BEGIN RECORD EXCERPTS

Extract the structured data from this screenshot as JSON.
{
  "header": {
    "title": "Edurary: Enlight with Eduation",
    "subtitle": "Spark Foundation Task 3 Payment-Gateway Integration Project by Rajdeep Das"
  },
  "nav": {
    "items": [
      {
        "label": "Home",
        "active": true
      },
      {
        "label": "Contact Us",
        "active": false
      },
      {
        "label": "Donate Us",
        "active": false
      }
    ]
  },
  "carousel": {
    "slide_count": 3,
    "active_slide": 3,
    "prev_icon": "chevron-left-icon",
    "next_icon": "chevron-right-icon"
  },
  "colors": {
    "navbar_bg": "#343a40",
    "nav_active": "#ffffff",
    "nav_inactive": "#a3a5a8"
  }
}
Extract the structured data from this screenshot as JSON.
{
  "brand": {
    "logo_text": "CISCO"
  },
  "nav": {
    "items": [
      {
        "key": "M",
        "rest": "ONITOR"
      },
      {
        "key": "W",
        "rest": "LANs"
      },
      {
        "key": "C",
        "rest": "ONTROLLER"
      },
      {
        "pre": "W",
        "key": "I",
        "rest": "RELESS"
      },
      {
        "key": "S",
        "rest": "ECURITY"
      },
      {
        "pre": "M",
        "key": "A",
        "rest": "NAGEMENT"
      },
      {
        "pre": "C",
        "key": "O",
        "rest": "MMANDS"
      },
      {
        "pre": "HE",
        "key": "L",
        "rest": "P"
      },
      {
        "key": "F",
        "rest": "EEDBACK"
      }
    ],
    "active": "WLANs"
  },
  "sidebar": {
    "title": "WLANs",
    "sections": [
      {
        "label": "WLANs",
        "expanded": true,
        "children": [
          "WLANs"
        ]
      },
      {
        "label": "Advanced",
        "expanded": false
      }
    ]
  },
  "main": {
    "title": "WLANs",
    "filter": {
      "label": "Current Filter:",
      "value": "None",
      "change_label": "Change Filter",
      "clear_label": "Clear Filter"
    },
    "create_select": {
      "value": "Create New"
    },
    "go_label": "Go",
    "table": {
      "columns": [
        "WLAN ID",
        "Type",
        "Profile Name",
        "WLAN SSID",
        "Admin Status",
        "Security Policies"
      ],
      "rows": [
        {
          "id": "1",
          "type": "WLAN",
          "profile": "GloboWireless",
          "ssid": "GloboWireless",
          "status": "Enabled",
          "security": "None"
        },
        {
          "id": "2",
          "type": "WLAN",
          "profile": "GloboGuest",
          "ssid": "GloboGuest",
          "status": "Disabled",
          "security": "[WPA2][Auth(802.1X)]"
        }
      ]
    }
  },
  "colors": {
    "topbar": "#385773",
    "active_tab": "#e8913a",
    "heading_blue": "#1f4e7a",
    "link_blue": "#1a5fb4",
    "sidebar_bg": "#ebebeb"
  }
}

END RECORD EXCERPTS

SET EXERCISE => Print the whole listing exactly as it is.

RESPONSE BELOW =>
Extract the structured data from this screenshot as JSON.
{
  "header": {
    "title": "Edurary: Enlight with Eduation",
    "subtitle": "Spark Foundation Task 3 Payment-Gateway Integration Project by Rajdeep Das"
  },
  "nav": {
    "items": [
      {
        "label": "Home",
        "active": true
      },
      {
        "label": "Contact Us",
        "active": false
      },
      {
        "label": "Donate Us",
        "active": false
      }
    ]
  },
  "carousel": {
    "slide_count": 3,
    "active_slide": 3,
    "prev_icon": "chevron-left-icon",
    "next_icon": "chevron-right-icon"
  },
  "colors": {
    "navbar_bg": "#343a40",
    "nav_active": "#ffffff",
    "nav_inactive": "#a3a5a8"
  }
}
Extract the structured data from this screenshot as JSON.
{
  "brand": {
    "logo_text": "CISCO"
  },
  "nav": {
    "items": [
      {
        "key": "M",
        "rest": "ONITOR"
      },
      {
        "key": "W",
        "rest": "LANs"
      },
      {
        "key": "C",
        "rest": "ONTROLLER"
      },
      {
        "pre": "W",
        "key": "I",
        "rest": "RELESS"
      },
      {
        "key": "S",
        "rest": "ECURITY"
      },
      {
        "pre": "M",
        "key": "A",
        "rest": "NAGEMENT"
      },
      {
        "pre": "C",
        "key": "O",
        "rest": "MMANDS"
      },
      {
        "pre": "HE",
        "key": "L",
        "rest": "P"
      },
      {
        "key": "F",
        "rest": "EEDBACK"
      }
    ],
    "active": "WLANs"
  },
  "sidebar": {
    "title": "WLANs",
    "sections": [
      {
        "label": "WLANs",
        "expanded": true,
        "children": [
          "WLANs"
        ]
      },
      {
        "label": "Advanced",
        "expanded": false
      }
    ]
  },
  "main": {
    "title": "WLANs",
    "filter": {
      "label": "Current Filter:",
      "value": "None",
      "change_label": "Change Filter",
      "clear_label": "Clear Filter"
    },
    "create_select": {
      "value": "Create New"
    },
    "go_label": "Go",
    "table": {
      "columns": [
        "WLAN ID",
        "Type",
        "Profile Name",
        "WLAN SSID",
        "Admin Status",
        "Security Policies"
      ],
      "rows": [
        {
          "id": "1",
          "type": "WLAN",
          "profile": "GloboWireless",
          "ssid": "GloboWireless",
          "status": "Enabled",
          "security": "None"
        },
        {
          "id": "2",
          "type": "WLAN",
          "profile": "GloboGuest",
          "ssid": "GloboGuest",
          "status": "Disabled",
          "security": "[WPA2][Auth(802.1X)]"
        }
      ]
    }
  },
  "colors": {
    "topbar": "#385773",
    "active_tab": "#e8913a",
    "heading_blue": "#1f4e7a",
    "link_blue": "#1a5fb4",
    "sidebar_bg": "#ebebeb"
  }
}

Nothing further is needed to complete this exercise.